* start Given data *

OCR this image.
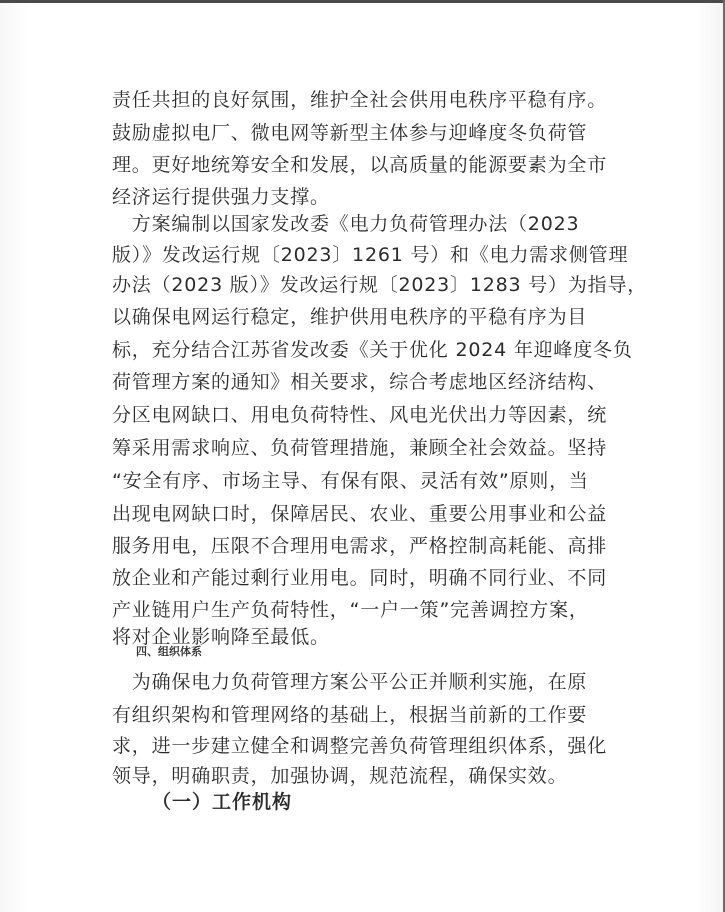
责任共担的良好氛围，维护全社会供用电秩序平稳有序。
鼓励虚拟电厂、微电网等新型主体参与迎峰度冬负荷管
理。更好地统筹安全和发展，以高质量的能源要素为全市
经济运行提供强力支撑。
　方案编制以国家发改委《电力负荷管理办法（2023
版）》发改运行规〔2023〕1261 号）和《电力需求侧管理
办法（2023 版）》发改运行规〔2023〕1283 号）为指导，
以确保电网运行稳定，维护供用电秩序的平稳有序为目
标，充分结合江苏省发改委《关于优化 2024 年迎峰度冬负
荷管理方案的通知》相关要求，综合考虑地区经济结构、
分区电网缺口、用电负荷特性、风电光伏出力等因素，统
筹采用需求响应、负荷管理措施，兼顾全社会效益。坚持
“安全有序、市场主导、有保有限、灵活有效”原则，当
出现电网缺口时，保障居民、农业、重要公用事业和公益
服务用电，压限不合理用电需求，严格控制高耗能、高排
放企业和产能过剩行业用电。同时，明确不同行业、不同
产业链用户生产负荷特性，“一户一策”完善调控方案，
将对企业影响降至最低。
四、组织体系
　为确保电力负荷管理方案公平公正并顺利实施，在原
有组织架构和管理网络的基础上，根据当前新的工作要
求，进一步建立健全和调整完善负荷管理组织体系，强化
领导，明确职责，加强协调，规范流程，确保实效。
（一）工作机构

* end Given data *

Exact duplication of all the records is required; pictures are omitted from the copy.

OCR this image.
责任共担的良好氛围，维护全社会供用电秩序平稳有序。
鼓励虚拟电厂、微电网等新型主体参与迎峰度冬负荷管
理。更好地统筹安全和发展，以高质量的能源要素为全市
经济运行提供强力支撑。
　方案编制以国家发改委《电力负荷管理办法（2023
版）》发改运行规〔2023〕1261 号）和《电力需求侧管理
办法（2023 版）》发改运行规〔2023〕1283 号）为指导，
以确保电网运行稳定，维护供用电秩序的平稳有序为目
标，充分结合江苏省发改委《关于优化 2024 年迎峰度冬负
荷管理方案的通知》相关要求，综合考虑地区经济结构、
分区电网缺口、用电负荷特性、风电光伏出力等因素，统
筹采用需求响应、负荷管理措施，兼顾全社会效益。坚持
“安全有序、市场主导、有保有限、灵活有效”原则，当
出现电网缺口时，保障居民、农业、重要公用事业和公益
服务用电，压限不合理用电需求，严格控制高耗能、高排
放企业和产能过剩行业用电。同时，明确不同行业、不同
产业链用户生产负荷特性，“一户一策”完善调控方案，
将对企业影响降至最低。
四、组织体系
　为确保电力负荷管理方案公平公正并顺利实施，在原
有组织架构和管理网络的基础上，根据当前新的工作要
求，进一步建立健全和调整完善负荷管理组织体系，强化
领导，明确职责，加强协调，规范流程，确保实效。
（一）工作机构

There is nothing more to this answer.